**** TASK DATA
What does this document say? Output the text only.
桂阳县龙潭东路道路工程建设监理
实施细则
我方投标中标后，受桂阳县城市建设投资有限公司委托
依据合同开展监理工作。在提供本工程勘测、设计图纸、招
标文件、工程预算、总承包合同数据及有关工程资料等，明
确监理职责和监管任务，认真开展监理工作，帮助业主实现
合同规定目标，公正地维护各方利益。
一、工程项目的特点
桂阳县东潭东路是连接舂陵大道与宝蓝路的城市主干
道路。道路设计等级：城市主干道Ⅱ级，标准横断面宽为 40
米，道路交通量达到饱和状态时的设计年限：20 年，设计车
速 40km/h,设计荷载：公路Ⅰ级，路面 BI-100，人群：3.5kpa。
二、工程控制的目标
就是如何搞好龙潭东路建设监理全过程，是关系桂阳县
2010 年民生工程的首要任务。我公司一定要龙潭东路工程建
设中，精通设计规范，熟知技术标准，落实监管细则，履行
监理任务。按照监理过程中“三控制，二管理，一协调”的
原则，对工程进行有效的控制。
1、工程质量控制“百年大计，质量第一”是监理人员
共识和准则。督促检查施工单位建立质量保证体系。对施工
********
## TASK INSTRUCTIONS
Repeat every record, exactly as written.

## RESULT
What does this document say? Output the text only.
桂阳县龙潭东路道路工程建设监理
实施细则
我方投标中标后，受桂阳县城市建设投资有限公司委托
依据合同开展监理工作。在提供本工程勘测、设计图纸、招
标文件、工程预算、总承包合同数据及有关工程资料等，明
确监理职责和监管任务，认真开展监理工作，帮助业主实现
合同规定目标，公正地维护各方利益。
一、工程项目的特点
桂阳县东潭东路是连接舂陵大道与宝蓝路的城市主干
道路。道路设计等级：城市主干道Ⅱ级，标准横断面宽为 40
米，道路交通量达到饱和状态时的设计年限：20 年，设计车
速 40km/h,设计荷载：公路Ⅰ级，路面 BI-100，人群：3.5kpa。
二、工程控制的目标
就是如何搞好龙潭东路建设监理全过程，是关系桂阳县
2010 年民生工程的首要任务。我公司一定要龙潭东路工程建
设中，精通设计规范，熟知技术标准，落实监管细则，履行
监理任务。按照监理过程中“三控制，二管理，一协调”的
原则，对工程进行有效的控制。
1、工程质量控制“百年大计，质量第一”是监理人员
共识和准则。督促检查施工单位建立质量保证体系。对施工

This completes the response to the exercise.